> Written exercise 1
Write out the entries from the line containing "list-item: - Ya" through the line containing "crocodile-head-icon [227, 184, 420, 340]" as a numbered list, skipping blank lines.

> Selection

--- START ---

Judge Parrott refuses to proceed with the divorce case because of the pending bankruptcy action. A bankruptcy petition filed pursuant to the Bankruptcy Code operates as an automatic stay to prevent creditors from taking any actions regarding the creation, perfection, or enforcement of any debt, lien, or judgment. 3 Spike, Ohio Family Law and Practice (1994) 200, Section 41.11; Section 362(a), Title 11, U.S.Code. The automatic stay does not apply to the "establishment or modification of an order for alimony, maintenance, or support," or the "collection of alimony, maintenance, or support from property that is not the property of the estate." Sections 362(b)(2)(A)(ii) and 362(b)(2)(B), Title 11, U.S.Code.
Judge Parrott initially inactivated Miley's divorce case specifically because of the automatic stay. However, although the filing of a bankruptcy petition stays the equitable distribution in a divorce case of the debtor's interest in marital assets, certain aspects of the divorce case, such as dissolution of the marriage and child custody issues, are not stayed. In re Roberge (Bankr.E.D.Va. 1995), 181 B.R. 854, 857. Further, the stay may be lifted or modified for cause. See, generally, 2 King, Collier on Bankruptcy (15 Ed. 1995) 362-64, Section 362.07; Section 362(d)(1), Title 11, U.S.Code.
The stated duration of Judge Parrott's order inactivating the divorce case was "until such time as [he] is advised in writing of the stay having been lifted * * *." The bankruptcy court granted relief pursuant to Section 362(d), Title 11, U.S. Code, and lifted the stay to permit Judge Parrott to proceed with the divorce case. Miley advised Judge Parrott in writing that the bankruptcy court had modified and lifted the stay order. Therefore, Judge Parrott's initial rationale for inactivating the divorce case no longer exists.

--- END ---

> Data excerpts
--- START ---

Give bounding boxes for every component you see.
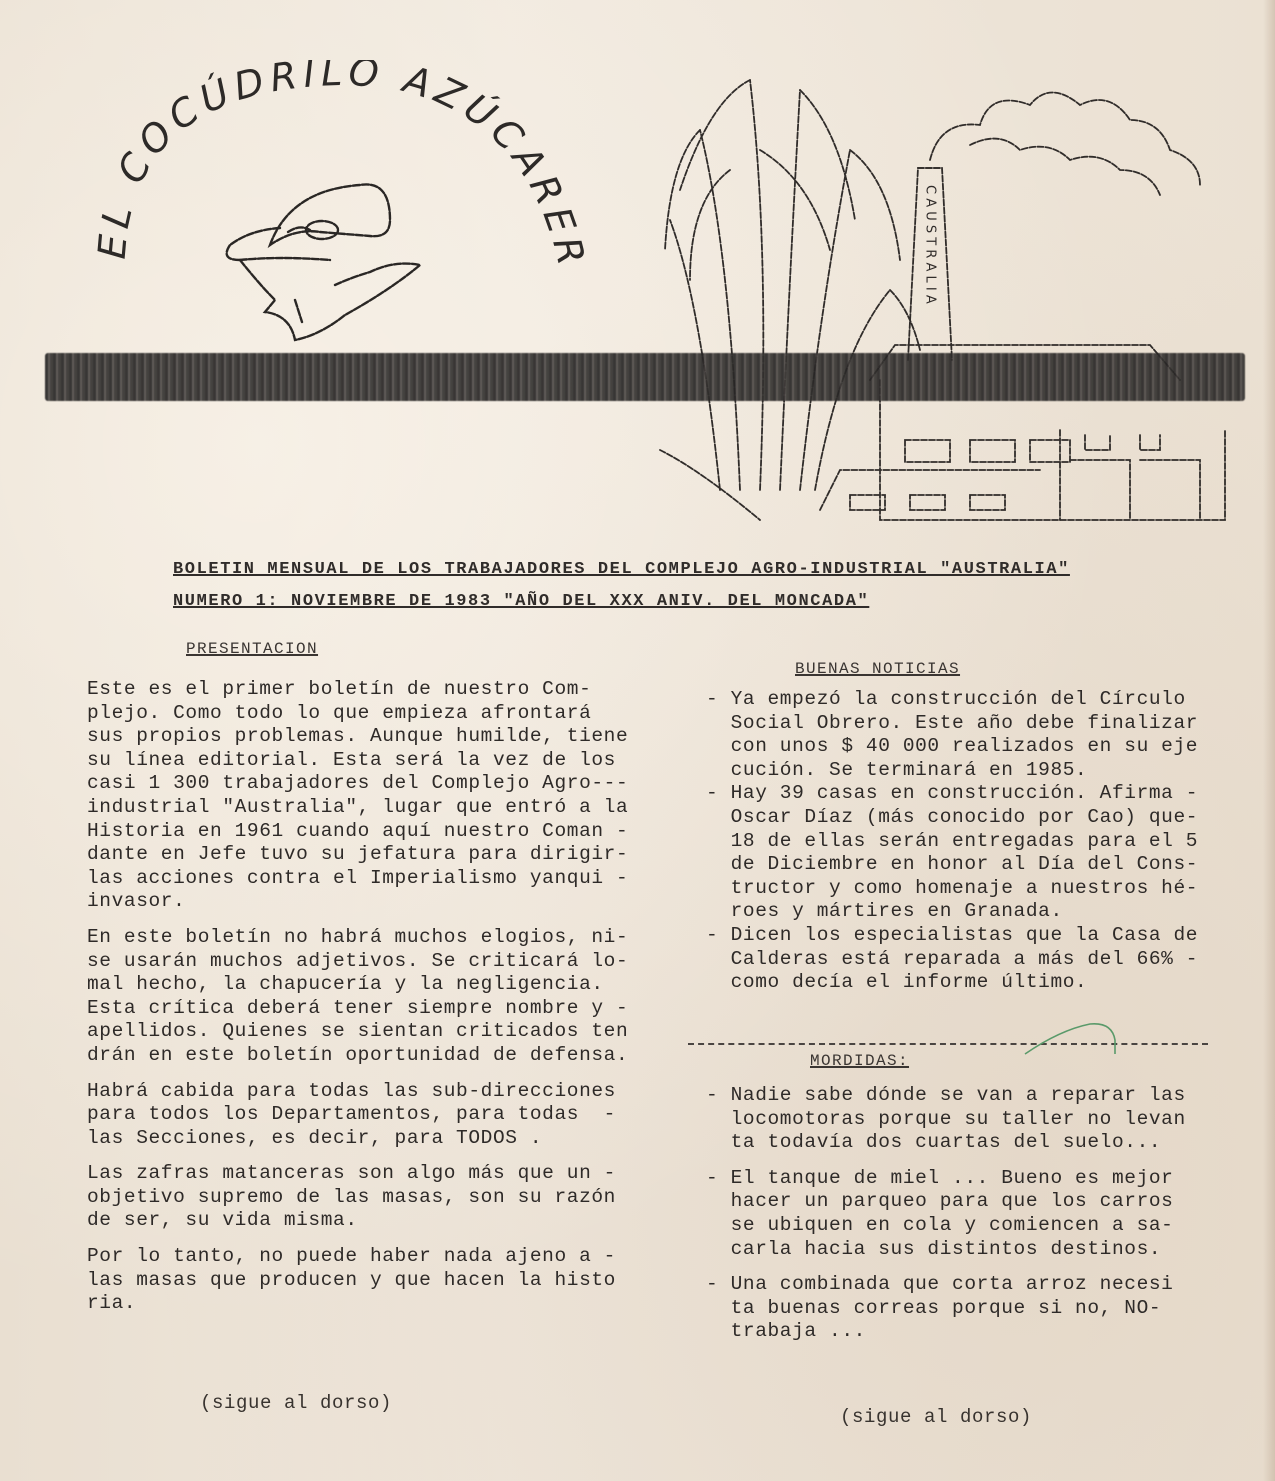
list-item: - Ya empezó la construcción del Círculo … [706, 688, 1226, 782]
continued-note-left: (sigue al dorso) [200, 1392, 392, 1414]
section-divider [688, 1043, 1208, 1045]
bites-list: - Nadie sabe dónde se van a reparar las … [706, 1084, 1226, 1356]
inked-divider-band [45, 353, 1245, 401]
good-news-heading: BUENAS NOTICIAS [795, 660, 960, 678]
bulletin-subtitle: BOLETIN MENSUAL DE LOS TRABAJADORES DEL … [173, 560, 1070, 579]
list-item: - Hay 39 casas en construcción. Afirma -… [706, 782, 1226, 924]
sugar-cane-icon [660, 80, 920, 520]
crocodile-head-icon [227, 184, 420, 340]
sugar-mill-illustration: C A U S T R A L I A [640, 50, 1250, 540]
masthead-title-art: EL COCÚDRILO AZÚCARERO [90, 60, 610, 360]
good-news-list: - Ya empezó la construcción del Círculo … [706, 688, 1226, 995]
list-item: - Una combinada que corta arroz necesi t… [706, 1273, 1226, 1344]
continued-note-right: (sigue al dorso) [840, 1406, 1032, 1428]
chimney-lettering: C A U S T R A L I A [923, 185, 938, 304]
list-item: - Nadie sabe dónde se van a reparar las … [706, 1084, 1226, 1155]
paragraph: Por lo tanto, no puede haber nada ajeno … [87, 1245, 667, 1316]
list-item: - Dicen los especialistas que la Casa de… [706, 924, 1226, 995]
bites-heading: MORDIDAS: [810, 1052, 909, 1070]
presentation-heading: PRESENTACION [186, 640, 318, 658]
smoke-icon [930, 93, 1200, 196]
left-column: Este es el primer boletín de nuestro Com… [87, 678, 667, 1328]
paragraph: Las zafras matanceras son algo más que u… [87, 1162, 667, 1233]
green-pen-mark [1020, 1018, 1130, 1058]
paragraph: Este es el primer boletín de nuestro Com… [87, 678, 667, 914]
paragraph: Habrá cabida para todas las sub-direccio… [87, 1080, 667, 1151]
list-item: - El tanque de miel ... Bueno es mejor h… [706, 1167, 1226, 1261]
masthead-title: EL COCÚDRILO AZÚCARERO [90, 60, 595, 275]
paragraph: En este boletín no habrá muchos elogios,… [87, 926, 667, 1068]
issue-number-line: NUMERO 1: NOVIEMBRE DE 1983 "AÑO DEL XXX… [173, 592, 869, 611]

--- END ---

> Written exercise 2
Print the whole passage on the bankruptcy stay, unchanged.

> Task result 1
1. list-item: - Ya empezó la construcción del Círculo … [706, 688, 1226, 782]
2. continued-note-left: (sigue al dorso) [200, 1392, 392, 1414]
3. section-divider [688, 1043, 1208, 1045]
4. bites-list: - Nadie sabe dónde se van a reparar las … [706, 1084, 1226, 1356]
5. inked-divider-band [45, 353, 1245, 401]
6. good-news-heading: BUENAS NOTICIAS [795, 660, 960, 678]
7. bulletin-subtitle: BOLETIN MENSUAL DE LOS TRABAJADORES DEL … [173, 560, 1070, 579]
8. list-item: - Hay 39 casas en construcción. Afirma -… [706, 782, 1226, 924]
9. sugar-cane-icon [660, 80, 920, 520]
10. crocodile-head-icon [227, 184, 420, 340]

> Task result 2
Judge Parrott refuses to proceed with the divorce case because of the pending bankruptcy action. A bankruptcy petition filed pursuant to the Bankruptcy Code operates as an automatic stay to prevent creditors from taking any actions regarding the creation, perfection, or enforcement of any debt, lien, or judgment. 3 Spike, Ohio Family Law and Practice (1994) 200, Section 41.11; Section 362(a), Title 11, U.S.Code. The automatic stay does not apply to the "establishment or modification of an order for alimony, maintenance, or support," or the "collection of alimony, maintenance, or support from property that is not the property of the estate." Sections 362(b)(2)(A)(ii) and 362(b)(2)(B), Title 11, U.S.Code.
Judge Parrott initially inactivated Miley's divorce case specifically because of the automatic stay. However, although the filing of a bankruptcy petition stays the equitable distribution in a divorce case of the debtor's interest in marital assets, certain aspects of the divorce case, such as dissolution of the marriage and child custody issues, are not stayed. In re Roberge (Bankr.E.D.Va. 1995), 181 B.R. 854, 857. Further, the stay may be lifted or modified for cause. See, generally, 2 King, Collier on Bankruptcy (15 Ed. 1995) 362-64, Section 362.07; Section 362(d)(1), Title 11, U.S.Code.
The stated duration of Judge Parrott's order inactivating the divorce case was "until such time as [he] is advised in writing of the stay having been lifted * * *." The bankruptcy court granted relief pursuant to Section 362(d), Title 11, U.S. Code, and lifted the stay to permit Judge Parrott to proceed with the divorce case. Miley advised Judge Parrott in writing that the bankruptcy court had modified and lifted the stay order. Therefore, Judge Parrott's initial rationale for inactivating the divorce case no longer exists.